§ TASK TO CARRY OUT
Gather the lines below that include the string "JSON", copying each in full.

§ THE INPUT
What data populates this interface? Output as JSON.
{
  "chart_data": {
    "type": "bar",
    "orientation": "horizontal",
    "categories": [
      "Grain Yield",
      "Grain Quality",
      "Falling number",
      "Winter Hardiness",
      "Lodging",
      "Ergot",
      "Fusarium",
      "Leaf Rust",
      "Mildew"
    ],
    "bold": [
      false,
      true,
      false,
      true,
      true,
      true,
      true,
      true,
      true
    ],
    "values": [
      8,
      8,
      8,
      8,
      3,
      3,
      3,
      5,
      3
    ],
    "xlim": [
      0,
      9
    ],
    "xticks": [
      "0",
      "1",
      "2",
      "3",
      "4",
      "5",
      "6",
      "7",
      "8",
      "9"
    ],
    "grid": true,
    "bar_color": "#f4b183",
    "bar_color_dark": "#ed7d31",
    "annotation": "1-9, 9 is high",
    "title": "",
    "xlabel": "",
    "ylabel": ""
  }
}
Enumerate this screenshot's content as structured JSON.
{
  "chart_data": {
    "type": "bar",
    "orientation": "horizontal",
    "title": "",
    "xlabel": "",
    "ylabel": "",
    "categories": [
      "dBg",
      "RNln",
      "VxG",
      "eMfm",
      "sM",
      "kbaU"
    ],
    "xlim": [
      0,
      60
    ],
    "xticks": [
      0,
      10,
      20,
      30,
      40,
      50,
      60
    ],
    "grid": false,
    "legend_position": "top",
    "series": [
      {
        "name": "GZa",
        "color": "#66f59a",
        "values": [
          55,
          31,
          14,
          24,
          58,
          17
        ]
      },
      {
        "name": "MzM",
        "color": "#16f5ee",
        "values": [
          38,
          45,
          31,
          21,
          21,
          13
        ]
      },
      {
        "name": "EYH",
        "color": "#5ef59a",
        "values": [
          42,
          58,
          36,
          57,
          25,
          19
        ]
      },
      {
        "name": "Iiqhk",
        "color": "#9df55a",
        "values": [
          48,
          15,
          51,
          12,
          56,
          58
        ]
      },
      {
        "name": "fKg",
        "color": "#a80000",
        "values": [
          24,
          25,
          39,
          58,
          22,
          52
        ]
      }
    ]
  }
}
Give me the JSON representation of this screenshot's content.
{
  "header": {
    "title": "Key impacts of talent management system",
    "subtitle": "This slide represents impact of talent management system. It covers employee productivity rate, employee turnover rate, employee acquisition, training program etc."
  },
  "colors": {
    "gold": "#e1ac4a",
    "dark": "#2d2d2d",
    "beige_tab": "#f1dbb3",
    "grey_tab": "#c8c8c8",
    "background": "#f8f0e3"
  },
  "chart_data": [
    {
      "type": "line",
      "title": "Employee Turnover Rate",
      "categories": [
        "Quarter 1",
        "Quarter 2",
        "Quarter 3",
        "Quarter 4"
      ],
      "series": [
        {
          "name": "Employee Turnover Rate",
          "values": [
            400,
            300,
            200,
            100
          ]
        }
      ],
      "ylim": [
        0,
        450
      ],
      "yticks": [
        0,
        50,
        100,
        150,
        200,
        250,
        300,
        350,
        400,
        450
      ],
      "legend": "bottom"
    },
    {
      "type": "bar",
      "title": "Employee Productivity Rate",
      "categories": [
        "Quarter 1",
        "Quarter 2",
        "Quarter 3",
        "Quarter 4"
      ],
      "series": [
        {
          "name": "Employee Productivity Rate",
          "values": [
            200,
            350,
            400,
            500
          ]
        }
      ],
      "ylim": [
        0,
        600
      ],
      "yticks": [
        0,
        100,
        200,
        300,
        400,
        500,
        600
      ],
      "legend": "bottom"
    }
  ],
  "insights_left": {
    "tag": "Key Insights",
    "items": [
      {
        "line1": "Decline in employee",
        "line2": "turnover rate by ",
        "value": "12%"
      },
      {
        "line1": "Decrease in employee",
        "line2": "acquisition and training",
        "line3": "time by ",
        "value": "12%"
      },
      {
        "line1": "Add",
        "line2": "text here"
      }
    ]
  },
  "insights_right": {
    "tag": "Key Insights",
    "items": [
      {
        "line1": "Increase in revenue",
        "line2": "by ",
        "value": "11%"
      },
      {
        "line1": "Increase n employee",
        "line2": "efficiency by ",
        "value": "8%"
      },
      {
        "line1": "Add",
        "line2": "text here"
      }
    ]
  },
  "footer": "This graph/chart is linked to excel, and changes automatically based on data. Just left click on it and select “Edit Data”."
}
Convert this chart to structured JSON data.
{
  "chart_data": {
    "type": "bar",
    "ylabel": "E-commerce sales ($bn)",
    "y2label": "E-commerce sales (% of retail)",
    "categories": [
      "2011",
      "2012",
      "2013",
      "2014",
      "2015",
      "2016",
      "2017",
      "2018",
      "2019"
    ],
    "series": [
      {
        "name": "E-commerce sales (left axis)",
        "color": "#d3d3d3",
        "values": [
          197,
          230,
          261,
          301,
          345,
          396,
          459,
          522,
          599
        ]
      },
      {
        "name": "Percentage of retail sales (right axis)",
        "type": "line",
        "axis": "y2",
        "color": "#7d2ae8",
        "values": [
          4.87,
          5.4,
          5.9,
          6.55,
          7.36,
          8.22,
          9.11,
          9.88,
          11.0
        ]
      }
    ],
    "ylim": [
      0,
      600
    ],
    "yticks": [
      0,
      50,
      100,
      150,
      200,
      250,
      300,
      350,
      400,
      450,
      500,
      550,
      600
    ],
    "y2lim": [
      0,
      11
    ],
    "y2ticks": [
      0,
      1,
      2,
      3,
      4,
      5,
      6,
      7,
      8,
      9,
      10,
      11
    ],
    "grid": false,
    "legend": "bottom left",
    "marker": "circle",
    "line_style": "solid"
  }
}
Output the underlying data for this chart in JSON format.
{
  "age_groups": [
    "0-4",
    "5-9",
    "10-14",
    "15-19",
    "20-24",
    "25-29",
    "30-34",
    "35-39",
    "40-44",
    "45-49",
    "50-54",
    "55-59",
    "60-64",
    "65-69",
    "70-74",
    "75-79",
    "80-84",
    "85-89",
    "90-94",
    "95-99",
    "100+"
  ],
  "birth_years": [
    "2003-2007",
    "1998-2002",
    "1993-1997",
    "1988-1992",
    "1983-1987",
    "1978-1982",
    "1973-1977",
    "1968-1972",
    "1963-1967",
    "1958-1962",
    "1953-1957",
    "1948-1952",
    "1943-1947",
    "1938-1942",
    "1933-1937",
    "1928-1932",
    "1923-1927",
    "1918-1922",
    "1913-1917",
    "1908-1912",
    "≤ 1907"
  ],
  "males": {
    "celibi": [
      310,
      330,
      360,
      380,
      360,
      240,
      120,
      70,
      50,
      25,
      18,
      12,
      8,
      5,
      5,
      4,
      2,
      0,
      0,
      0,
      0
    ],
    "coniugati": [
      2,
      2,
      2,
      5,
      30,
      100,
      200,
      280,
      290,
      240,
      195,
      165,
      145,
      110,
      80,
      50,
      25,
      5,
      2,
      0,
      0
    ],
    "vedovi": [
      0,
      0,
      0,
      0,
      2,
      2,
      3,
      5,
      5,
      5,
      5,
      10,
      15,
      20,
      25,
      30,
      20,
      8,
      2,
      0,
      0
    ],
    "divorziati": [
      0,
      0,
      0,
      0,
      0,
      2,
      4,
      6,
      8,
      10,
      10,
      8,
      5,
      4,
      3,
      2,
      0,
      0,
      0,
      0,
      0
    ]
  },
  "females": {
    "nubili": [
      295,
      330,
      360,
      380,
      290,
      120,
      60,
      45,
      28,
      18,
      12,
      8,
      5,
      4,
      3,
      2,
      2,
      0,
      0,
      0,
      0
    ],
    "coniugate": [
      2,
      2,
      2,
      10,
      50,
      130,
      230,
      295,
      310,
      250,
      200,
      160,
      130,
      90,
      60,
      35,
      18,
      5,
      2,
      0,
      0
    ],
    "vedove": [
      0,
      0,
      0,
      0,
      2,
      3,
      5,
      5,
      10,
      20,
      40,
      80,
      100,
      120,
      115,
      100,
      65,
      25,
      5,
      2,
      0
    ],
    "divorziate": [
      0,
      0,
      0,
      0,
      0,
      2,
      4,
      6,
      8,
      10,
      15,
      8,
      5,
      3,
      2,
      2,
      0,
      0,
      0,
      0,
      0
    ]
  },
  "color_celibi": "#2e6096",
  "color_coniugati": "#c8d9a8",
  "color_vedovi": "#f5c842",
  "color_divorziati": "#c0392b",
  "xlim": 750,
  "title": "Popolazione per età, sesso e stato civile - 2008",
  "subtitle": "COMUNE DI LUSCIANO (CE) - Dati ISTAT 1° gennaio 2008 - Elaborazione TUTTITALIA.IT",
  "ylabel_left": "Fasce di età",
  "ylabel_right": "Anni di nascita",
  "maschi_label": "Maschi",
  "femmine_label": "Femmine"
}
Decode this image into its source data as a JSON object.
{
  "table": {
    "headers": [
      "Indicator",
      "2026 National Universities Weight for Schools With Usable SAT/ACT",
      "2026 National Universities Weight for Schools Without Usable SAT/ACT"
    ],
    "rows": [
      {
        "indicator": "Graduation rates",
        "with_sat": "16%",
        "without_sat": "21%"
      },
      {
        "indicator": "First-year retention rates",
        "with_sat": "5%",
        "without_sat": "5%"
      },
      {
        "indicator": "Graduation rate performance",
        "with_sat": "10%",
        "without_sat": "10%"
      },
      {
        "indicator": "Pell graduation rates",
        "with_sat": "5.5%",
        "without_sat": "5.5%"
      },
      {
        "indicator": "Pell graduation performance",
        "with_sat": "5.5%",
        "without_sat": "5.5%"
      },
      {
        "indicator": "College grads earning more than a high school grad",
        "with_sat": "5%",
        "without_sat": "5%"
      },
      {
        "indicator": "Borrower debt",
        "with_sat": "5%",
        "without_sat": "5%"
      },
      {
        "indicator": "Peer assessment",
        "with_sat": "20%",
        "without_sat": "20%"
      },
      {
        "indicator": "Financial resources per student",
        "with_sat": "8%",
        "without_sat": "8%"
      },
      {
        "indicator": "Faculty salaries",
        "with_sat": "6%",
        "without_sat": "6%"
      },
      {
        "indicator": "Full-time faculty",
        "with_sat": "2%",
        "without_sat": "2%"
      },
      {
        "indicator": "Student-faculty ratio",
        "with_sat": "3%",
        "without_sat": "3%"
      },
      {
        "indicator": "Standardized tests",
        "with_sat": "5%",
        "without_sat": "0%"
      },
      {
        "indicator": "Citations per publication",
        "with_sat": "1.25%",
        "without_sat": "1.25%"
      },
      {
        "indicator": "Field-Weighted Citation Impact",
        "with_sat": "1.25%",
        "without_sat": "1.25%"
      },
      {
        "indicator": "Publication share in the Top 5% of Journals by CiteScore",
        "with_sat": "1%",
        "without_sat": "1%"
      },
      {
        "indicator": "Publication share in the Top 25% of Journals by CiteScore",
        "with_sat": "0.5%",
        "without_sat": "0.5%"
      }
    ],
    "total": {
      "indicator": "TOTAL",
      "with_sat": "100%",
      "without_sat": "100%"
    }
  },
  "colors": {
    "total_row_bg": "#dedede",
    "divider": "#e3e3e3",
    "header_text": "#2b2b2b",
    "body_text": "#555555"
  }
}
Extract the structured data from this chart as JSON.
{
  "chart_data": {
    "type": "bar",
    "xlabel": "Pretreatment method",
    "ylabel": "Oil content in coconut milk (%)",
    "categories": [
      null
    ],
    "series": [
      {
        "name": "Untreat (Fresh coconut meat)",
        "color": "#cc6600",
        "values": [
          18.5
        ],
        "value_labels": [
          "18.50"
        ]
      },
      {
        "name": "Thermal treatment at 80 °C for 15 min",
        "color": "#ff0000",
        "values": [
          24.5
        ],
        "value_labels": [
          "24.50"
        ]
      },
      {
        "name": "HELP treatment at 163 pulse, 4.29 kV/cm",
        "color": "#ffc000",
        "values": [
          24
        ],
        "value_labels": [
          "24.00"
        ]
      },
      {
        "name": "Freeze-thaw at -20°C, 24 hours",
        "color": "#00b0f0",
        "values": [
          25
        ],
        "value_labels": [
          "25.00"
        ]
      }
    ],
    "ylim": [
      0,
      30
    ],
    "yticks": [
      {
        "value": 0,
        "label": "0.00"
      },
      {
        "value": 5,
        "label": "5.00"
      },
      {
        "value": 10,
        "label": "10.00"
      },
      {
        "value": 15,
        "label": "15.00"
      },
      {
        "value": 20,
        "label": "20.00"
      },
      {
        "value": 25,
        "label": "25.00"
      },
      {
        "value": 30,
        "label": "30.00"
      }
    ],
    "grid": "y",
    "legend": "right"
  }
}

§ COMPLETE RESPONSE
What data populates this interface? Output as JSON.
Enumerate this screenshot's content as structured JSON.
Give me the JSON representation of this screenshot's content.
Convert this chart to structured JSON data.
Output the underlying data for this chart in JSON format.
Decode this image into its source data as a JSON object.
Extract the structured data from this chart as JSON.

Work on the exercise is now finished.